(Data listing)
★ ★ ★
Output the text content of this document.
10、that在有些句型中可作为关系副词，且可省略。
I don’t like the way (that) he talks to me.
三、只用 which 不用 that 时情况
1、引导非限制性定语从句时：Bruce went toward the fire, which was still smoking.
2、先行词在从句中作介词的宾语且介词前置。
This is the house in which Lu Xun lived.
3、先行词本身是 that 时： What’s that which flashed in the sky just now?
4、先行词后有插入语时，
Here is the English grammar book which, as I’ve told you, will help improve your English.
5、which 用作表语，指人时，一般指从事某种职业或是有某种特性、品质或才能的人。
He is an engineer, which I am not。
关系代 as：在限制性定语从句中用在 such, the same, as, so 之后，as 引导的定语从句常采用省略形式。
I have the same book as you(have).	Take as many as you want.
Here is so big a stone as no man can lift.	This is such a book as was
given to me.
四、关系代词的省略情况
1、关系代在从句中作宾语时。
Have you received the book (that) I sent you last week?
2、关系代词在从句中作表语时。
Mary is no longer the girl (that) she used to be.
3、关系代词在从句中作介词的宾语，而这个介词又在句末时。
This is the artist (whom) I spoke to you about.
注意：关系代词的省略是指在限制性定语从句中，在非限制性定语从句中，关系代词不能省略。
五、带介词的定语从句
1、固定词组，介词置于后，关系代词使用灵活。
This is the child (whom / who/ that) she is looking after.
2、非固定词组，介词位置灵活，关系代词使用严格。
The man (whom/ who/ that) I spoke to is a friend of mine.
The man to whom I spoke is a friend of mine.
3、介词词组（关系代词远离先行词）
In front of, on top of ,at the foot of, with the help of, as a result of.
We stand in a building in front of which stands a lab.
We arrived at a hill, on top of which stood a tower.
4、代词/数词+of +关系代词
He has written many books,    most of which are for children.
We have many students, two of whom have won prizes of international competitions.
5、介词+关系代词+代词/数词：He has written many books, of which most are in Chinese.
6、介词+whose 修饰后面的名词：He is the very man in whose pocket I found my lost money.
★ ★ ★
## [What is required]
Find the word "same" in the entries, and copy every line it shows up in.

## [Expected output]
关系代 as：在限制性定语从句中用在 such, the same, as, so 之后，as 引导的定语从句常采用省略形式。
I have the same book as you(have).	Take as many as you want.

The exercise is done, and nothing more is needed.